▶ _SHORT TASK_: Please output the lines shown below exactly as they appear.

━━━━━━━━━━━━━━━━━━━━━━━━━━━━━━

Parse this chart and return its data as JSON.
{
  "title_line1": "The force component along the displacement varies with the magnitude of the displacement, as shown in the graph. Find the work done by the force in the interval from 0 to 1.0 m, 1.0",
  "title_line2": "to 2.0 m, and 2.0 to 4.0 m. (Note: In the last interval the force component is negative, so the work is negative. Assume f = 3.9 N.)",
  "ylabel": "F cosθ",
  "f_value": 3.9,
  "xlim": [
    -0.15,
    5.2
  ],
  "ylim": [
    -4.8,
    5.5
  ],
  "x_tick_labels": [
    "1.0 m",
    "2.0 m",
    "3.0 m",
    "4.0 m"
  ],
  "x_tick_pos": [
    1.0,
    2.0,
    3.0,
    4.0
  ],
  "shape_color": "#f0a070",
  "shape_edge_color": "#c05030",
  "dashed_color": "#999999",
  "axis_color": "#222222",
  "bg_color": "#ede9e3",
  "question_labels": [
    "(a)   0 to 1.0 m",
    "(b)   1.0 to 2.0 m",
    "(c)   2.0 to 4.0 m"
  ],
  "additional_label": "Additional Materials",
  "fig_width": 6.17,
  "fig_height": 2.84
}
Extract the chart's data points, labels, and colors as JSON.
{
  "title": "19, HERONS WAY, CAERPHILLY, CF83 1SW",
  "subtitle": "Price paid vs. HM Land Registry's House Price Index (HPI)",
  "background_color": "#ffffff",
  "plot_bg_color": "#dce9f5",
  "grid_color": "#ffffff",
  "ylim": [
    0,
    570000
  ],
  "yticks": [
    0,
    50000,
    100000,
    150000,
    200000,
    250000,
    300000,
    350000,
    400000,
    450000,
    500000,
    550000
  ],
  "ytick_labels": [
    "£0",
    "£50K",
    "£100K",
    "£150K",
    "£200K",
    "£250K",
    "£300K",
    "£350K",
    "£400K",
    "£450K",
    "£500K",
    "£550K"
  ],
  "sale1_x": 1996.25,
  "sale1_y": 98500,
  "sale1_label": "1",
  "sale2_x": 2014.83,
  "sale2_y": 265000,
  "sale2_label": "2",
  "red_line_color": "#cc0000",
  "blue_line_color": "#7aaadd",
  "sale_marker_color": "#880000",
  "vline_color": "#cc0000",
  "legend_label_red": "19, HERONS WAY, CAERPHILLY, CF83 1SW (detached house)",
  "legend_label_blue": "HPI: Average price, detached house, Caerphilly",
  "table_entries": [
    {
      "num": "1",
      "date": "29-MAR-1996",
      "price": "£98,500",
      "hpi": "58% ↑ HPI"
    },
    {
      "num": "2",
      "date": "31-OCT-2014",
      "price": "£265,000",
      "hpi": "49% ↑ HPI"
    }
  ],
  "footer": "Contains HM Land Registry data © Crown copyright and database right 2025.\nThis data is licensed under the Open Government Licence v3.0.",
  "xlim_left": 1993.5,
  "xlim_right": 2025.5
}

━━━━━━━━━━━━━━━━━━━━━━━━━━━━━━

▶ _EXERCISE RESULT_:
Parse this chart and return its data as JSON.
{
  "title_line1": "The force component along the displacement varies with the magnitude of the displacement, as shown in the graph. Find the work done by the force in the interval from 0 to 1.0 m, 1.0",
  "title_line2": "to 2.0 m, and 2.0 to 4.0 m. (Note: In the last interval the force component is negative, so the work is negative. Assume f = 3.9 N.)",
  "ylabel": "F cosθ",
  "f_value": 3.9,
  "xlim": [
    -0.15,
    5.2
  ],
  "ylim": [
    -4.8,
    5.5
  ],
  "x_tick_labels": [
    "1.0 m",
    "2.0 m",
    "3.0 m",
    "4.0 m"
  ],
  "x_tick_pos": [
    1.0,
    2.0,
    3.0,
    4.0
  ],
  "shape_color": "#f0a070",
  "shape_edge_color": "#c05030",
  "dashed_color": "#999999",
  "axis_color": "#222222",
  "bg_color": "#ede9e3",
  "question_labels": [
    "(a)   0 to 1.0 m",
    "(b)   1.0 to 2.0 m",
    "(c)   2.0 to 4.0 m"
  ],
  "additional_label": "Additional Materials",
  "fig_width": 6.17,
  "fig_height": 2.84
}
Extract the chart's data points, labels, and colors as JSON.
{
  "title": "19, HERONS WAY, CAERPHILLY, CF83 1SW",
  "subtitle": "Price paid vs. HM Land Registry's House Price Index (HPI)",
  "background_color": "#ffffff",
  "plot_bg_color": "#dce9f5",
  "grid_color": "#ffffff",
  "ylim": [
    0,
    570000
  ],
  "yticks": [
    0,
    50000,
    100000,
    150000,
    200000,
    250000,
    300000,
    350000,
    400000,
    450000,
    500000,
    550000
  ],
  "ytick_labels": [
    "£0",
    "£50K",
    "£100K",
    "£150K",
    "£200K",
    "£250K",
    "£300K",
    "£350K",
    "£400K",
    "£450K",
    "£500K",
    "£550K"
  ],
  "sale1_x": 1996.25,
  "sale1_y": 98500,
  "sale1_label": "1",
  "sale2_x": 2014.83,
  "sale2_y": 265000,
  "sale2_label": "2",
  "red_line_color": "#cc0000",
  "blue_line_color": "#7aaadd",
  "sale_marker_color": "#880000",
  "vline_color": "#cc0000",
  "legend_label_red": "19, HERONS WAY, CAERPHILLY, CF83 1SW (detached house)",
  "legend_label_blue": "HPI: Average price, detached house, Caerphilly",
  "table_entries": [
    {
      "num": "1",
      "date": "29-MAR-1996",
      "price": "£98,500",
      "hpi": "58% ↑ HPI"
    },
    {
      "num": "2",
      "date": "31-OCT-2014",
      "price": "£265,000",
      "hpi": "49% ↑ HPI"
    }
  ],
  "footer": "Contains HM Land Registry data © Crown copyright and database right 2025.\nThis data is licensed under the Open Government Licence v3.0.",
  "xlim_left": 1993.5,
  "xlim_right": 2025.5
}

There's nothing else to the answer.